- _WHAT THE TASK REQUIRES_
Retype the listing that follows, exactly as written.

Data listing
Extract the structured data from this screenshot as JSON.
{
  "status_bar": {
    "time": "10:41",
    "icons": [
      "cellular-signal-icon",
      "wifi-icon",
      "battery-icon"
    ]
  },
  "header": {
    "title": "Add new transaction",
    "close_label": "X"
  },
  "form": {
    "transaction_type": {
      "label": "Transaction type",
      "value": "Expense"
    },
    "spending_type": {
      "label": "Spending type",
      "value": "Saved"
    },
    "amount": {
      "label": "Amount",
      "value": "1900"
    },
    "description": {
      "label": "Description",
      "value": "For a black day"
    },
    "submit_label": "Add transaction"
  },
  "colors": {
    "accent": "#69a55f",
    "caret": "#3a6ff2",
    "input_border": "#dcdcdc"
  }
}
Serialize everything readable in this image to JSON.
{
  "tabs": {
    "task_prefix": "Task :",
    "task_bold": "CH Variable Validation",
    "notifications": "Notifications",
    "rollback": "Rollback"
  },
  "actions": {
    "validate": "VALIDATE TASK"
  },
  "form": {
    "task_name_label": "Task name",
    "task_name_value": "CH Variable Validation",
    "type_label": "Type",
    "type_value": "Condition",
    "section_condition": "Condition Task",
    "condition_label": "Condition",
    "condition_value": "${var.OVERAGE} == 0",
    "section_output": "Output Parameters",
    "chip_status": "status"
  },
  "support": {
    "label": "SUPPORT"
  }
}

- _FINISHED ANSWER_
Extract the structured data from this screenshot as JSON.
{
  "status_bar": {
    "time": "10:41",
    "icons": [
      "cellular-signal-icon",
      "wifi-icon",
      "battery-icon"
    ]
  },
  "header": {
    "title": "Add new transaction",
    "close_label": "X"
  },
  "form": {
    "transaction_type": {
      "label": "Transaction type",
      "value": "Expense"
    },
    "spending_type": {
      "label": "Spending type",
      "value": "Saved"
    },
    "amount": {
      "label": "Amount",
      "value": "1900"
    },
    "description": {
      "label": "Description",
      "value": "For a black day"
    },
    "submit_label": "Add transaction"
  },
  "colors": {
    "accent": "#69a55f",
    "caret": "#3a6ff2",
    "input_border": "#dcdcdc"
  }
}
Serialize everything readable in this image to JSON.
{
  "tabs": {
    "task_prefix": "Task :",
    "task_bold": "CH Variable Validation",
    "notifications": "Notifications",
    "rollback": "Rollback"
  },
  "actions": {
    "validate": "VALIDATE TASK"
  },
  "form": {
    "task_name_label": "Task name",
    "task_name_value": "CH Variable Validation",
    "type_label": "Type",
    "type_value": "Condition",
    "section_condition": "Condition Task",
    "condition_label": "Condition",
    "condition_value": "${var.OVERAGE} == 0",
    "section_output": "Output Parameters",
    "chip_status": "status"
  },
  "support": {
    "label": "SUPPORT"
  }
}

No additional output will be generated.